_Exercise requirements_
An exact copy of all the data is required, with pictures left out.

_Exercise materials_
════

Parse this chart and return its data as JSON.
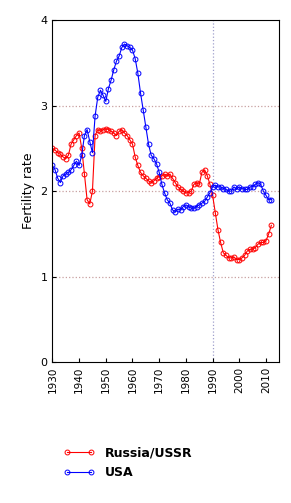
{
  "russia_years": [
    1930,
    1931,
    1932,
    1933,
    1934,
    1935,
    1936,
    1937,
    1938,
    1939,
    1940,
    1941,
    1942,
    1943,
    1944,
    1945,
    1946,
    1947,
    1948,
    1949,
    1950,
    1951,
    1952,
    1953,
    1954,
    1955,
    1956,
    1957,
    1958,
    1959,
    1960,
    1961,
    1962,
    1963,
    1964,
    1965,
    1966,
    1967,
    1968,
    1969,
    1970,
    1971,
    1972,
    1973,
    1974,
    1975,
    1976,
    1977,
    1978,
    1979,
    1980,
    1981,
    1982,
    1983,
    1984,
    1985,
    1986,
    1987,
    1988,
    1989,
    1990,
    1991,
    1992,
    1993,
    1994,
    1995,
    1996,
    1997,
    1998,
    1999,
    2000,
    2001,
    2002,
    2003,
    2004,
    2005,
    2006,
    2007,
    2008,
    2009,
    2010,
    2011,
    2012
  ],
  "russia_values": [
    2.5,
    2.48,
    2.45,
    2.43,
    2.4,
    2.38,
    2.42,
    2.55,
    2.6,
    2.65,
    2.68,
    2.5,
    2.2,
    1.9,
    1.85,
    2.0,
    2.65,
    2.72,
    2.7,
    2.72,
    2.73,
    2.72,
    2.7,
    2.68,
    2.65,
    2.7,
    2.72,
    2.68,
    2.65,
    2.6,
    2.55,
    2.4,
    2.3,
    2.22,
    2.18,
    2.15,
    2.12,
    2.1,
    2.12,
    2.15,
    2.17,
    2.18,
    2.2,
    2.18,
    2.2,
    2.15,
    2.1,
    2.05,
    2.02,
    2.0,
    1.98,
    1.98,
    2.0,
    2.08,
    2.1,
    2.08,
    2.22,
    2.25,
    2.18,
    2.08,
    1.95,
    1.75,
    1.55,
    1.4,
    1.28,
    1.25,
    1.22,
    1.22,
    1.23,
    1.2,
    1.2,
    1.22,
    1.25,
    1.3,
    1.32,
    1.32,
    1.34,
    1.38,
    1.4,
    1.4,
    1.42,
    1.5,
    1.6
  ],
  "usa_years": [
    1930,
    1931,
    1932,
    1933,
    1934,
    1935,
    1936,
    1937,
    1938,
    1939,
    1940,
    1941,
    1942,
    1943,
    1944,
    1945,
    1946,
    1947,
    1948,
    1949,
    1950,
    1951,
    1952,
    1953,
    1954,
    1955,
    1956,
    1957,
    1958,
    1959,
    1960,
    1961,
    1962,
    1963,
    1964,
    1965,
    1966,
    1967,
    1968,
    1969,
    1970,
    1971,
    1972,
    1973,
    1974,
    1975,
    1976,
    1977,
    1978,
    1979,
    1980,
    1981,
    1982,
    1983,
    1984,
    1985,
    1986,
    1987,
    1988,
    1989,
    1990,
    1991,
    1992,
    1993,
    1994,
    1995,
    1996,
    1997,
    1998,
    1999,
    2000,
    2001,
    2002,
    2003,
    2004,
    2005,
    2006,
    2007,
    2008,
    2009,
    2010,
    2011,
    2012
  ],
  "usa_values": [
    2.3,
    2.25,
    2.15,
    2.1,
    2.18,
    2.2,
    2.22,
    2.25,
    2.3,
    2.35,
    2.3,
    2.42,
    2.65,
    2.72,
    2.58,
    2.45,
    2.88,
    3.1,
    3.18,
    3.12,
    3.05,
    3.2,
    3.3,
    3.42,
    3.52,
    3.58,
    3.68,
    3.72,
    3.7,
    3.68,
    3.65,
    3.55,
    3.38,
    3.15,
    2.95,
    2.75,
    2.55,
    2.42,
    2.38,
    2.32,
    2.22,
    2.08,
    1.98,
    1.9,
    1.86,
    1.78,
    1.76,
    1.79,
    1.78,
    1.82,
    1.84,
    1.82,
    1.8,
    1.8,
    1.82,
    1.84,
    1.86,
    1.88,
    1.93,
    1.98,
    2.05,
    2.07,
    2.05,
    2.05,
    2.03,
    2.02,
    2.0,
    2.0,
    2.05,
    2.02,
    2.05,
    2.03,
    2.02,
    2.02,
    2.05,
    2.05,
    2.08,
    2.1,
    2.08,
    2.0,
    1.95,
    1.9,
    1.9
  ],
  "russia_color": "#ff0000",
  "usa_color": "#0000ff",
  "grid_color": "#c8a0a0",
  "ylabel": "Fertility rate",
  "xlim": [
    1930,
    2015
  ],
  "ylim": [
    0,
    4
  ],
  "yticks": [
    0,
    1,
    2,
    3,
    4
  ],
  "xticks": [
    1930,
    1940,
    1950,
    1960,
    1970,
    1980,
    1990,
    2000,
    2010
  ],
  "vline_year": 1990,
  "vline_color": "#a0a0cc",
  "legend_labels": [
    "Russia/USSR",
    "USA"
  ],
  "legend_fontsize": 9,
  "marker": "o",
  "markersize": 3.5,
  "linewidth": 0.8,
  "markerfacecolor": "none"
}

════

_Task answer_
Parse this chart and return its data as JSON.
{
  "russia_years": [
    1930,
    1931,
    1932,
    1933,
    1934,
    1935,
    1936,
    1937,
    1938,
    1939,
    1940,
    1941,
    1942,
    1943,
    1944,
    1945,
    1946,
    1947,
    1948,
    1949,
    1950,
    1951,
    1952,
    1953,
    1954,
    1955,
    1956,
    1957,
    1958,
    1959,
    1960,
    1961,
    1962,
    1963,
    1964,
    1965,
    1966,
    1967,
    1968,
    1969,
    1970,
    1971,
    1972,
    1973,
    1974,
    1975,
    1976,
    1977,
    1978,
    1979,
    1980,
    1981,
    1982,
    1983,
    1984,
    1985,
    1986,
    1987,
    1988,
    1989,
    1990,
    1991,
    1992,
    1993,
    1994,
    1995,
    1996,
    1997,
    1998,
    1999,
    2000,
    2001,
    2002,
    2003,
    2004,
    2005,
    2006,
    2007,
    2008,
    2009,
    2010,
    2011,
    2012
  ],
  "russia_values": [
    2.5,
    2.48,
    2.45,
    2.43,
    2.4,
    2.38,
    2.42,
    2.55,
    2.6,
    2.65,
    2.68,
    2.5,
    2.2,
    1.9,
    1.85,
    2.0,
    2.65,
    2.72,
    2.7,
    2.72,
    2.73,
    2.72,
    2.7,
    2.68,
    2.65,
    2.7,
    2.72,
    2.68,
    2.65,
    2.6,
    2.55,
    2.4,
    2.3,
    2.22,
    2.18,
    2.15,
    2.12,
    2.1,
    2.12,
    2.15,
    2.17,
    2.18,
    2.2,
    2.18,
    2.2,
    2.15,
    2.1,
    2.05,
    2.02,
    2.0,
    1.98,
    1.98,
    2.0,
    2.08,
    2.1,
    2.08,
    2.22,
    2.25,
    2.18,
    2.08,
    1.95,
    1.75,
    1.55,
    1.4,
    1.28,
    1.25,
    1.22,
    1.22,
    1.23,
    1.2,
    1.2,
    1.22,
    1.25,
    1.3,
    1.32,
    1.32,
    1.34,
    1.38,
    1.4,
    1.4,
    1.42,
    1.5,
    1.6
  ],
  "usa_years": [
    1930,
    1931,
    1932,
    1933,
    1934,
    1935,
    1936,
    1937,
    1938,
    1939,
    1940,
    1941,
    1942,
    1943,
    1944,
    1945,
    1946,
    1947,
    1948,
    1949,
    1950,
    1951,
    1952,
    1953,
    1954,
    1955,
    1956,
    1957,
    1958,
    1959,
    1960,
    1961,
    1962,
    1963,
    1964,
    1965,
    1966,
    1967,
    1968,
    1969,
    1970,
    1971,
    1972,
    1973,
    1974,
    1975,
    1976,
    1977,
    1978,
    1979,
    1980,
    1981,
    1982,
    1983,
    1984,
    1985,
    1986,
    1987,
    1988,
    1989,
    1990,
    1991,
    1992,
    1993,
    1994,
    1995,
    1996,
    1997,
    1998,
    1999,
    2000,
    2001,
    2002,
    2003,
    2004,
    2005,
    2006,
    2007,
    2008,
    2009,
    2010,
    2011,
    2012
  ],
  "usa_values": [
    2.3,
    2.25,
    2.15,
    2.1,
    2.18,
    2.2,
    2.22,
    2.25,
    2.3,
    2.35,
    2.3,
    2.42,
    2.65,
    2.72,
    2.58,
    2.45,
    2.88,
    3.1,
    3.18,
    3.12,
    3.05,
    3.2,
    3.3,
    3.42,
    3.52,
    3.58,
    3.68,
    3.72,
    3.7,
    3.68,
    3.65,
    3.55,
    3.38,
    3.15,
    2.95,
    2.75,
    2.55,
    2.42,
    2.38,
    2.32,
    2.22,
    2.08,
    1.98,
    1.9,
    1.86,
    1.78,
    1.76,
    1.79,
    1.78,
    1.82,
    1.84,
    1.82,
    1.8,
    1.8,
    1.82,
    1.84,
    1.86,
    1.88,
    1.93,
    1.98,
    2.05,
    2.07,
    2.05,
    2.05,
    2.03,
    2.02,
    2.0,
    2.0,
    2.05,
    2.02,
    2.05,
    2.03,
    2.02,
    2.02,
    2.05,
    2.05,
    2.08,
    2.1,
    2.08,
    2.0,
    1.95,
    1.9,
    1.9
  ],
  "russia_color": "#ff0000",
  "usa_color": "#0000ff",
  "grid_color": "#c8a0a0",
  "ylabel": "Fertility rate",
  "xlim": [
    1930,
    2015
  ],
  "ylim": [
    0,
    4
  ],
  "yticks": [
    0,
    1,
    2,
    3,
    4
  ],
  "xticks": [
    1930,
    1940,
    1950,
    1960,
    1970,
    1980,
    1990,
    2000,
    2010
  ],
  "vline_year": 1990,
  "vline_color": "#a0a0cc",
  "legend_labels": [
    "Russia/USSR",
    "USA"
  ],
  "legend_fontsize": 9,
  "marker": "o",
  "markersize": 3.5,
  "linewidth": 0.8,
  "markerfacecolor": "none"
}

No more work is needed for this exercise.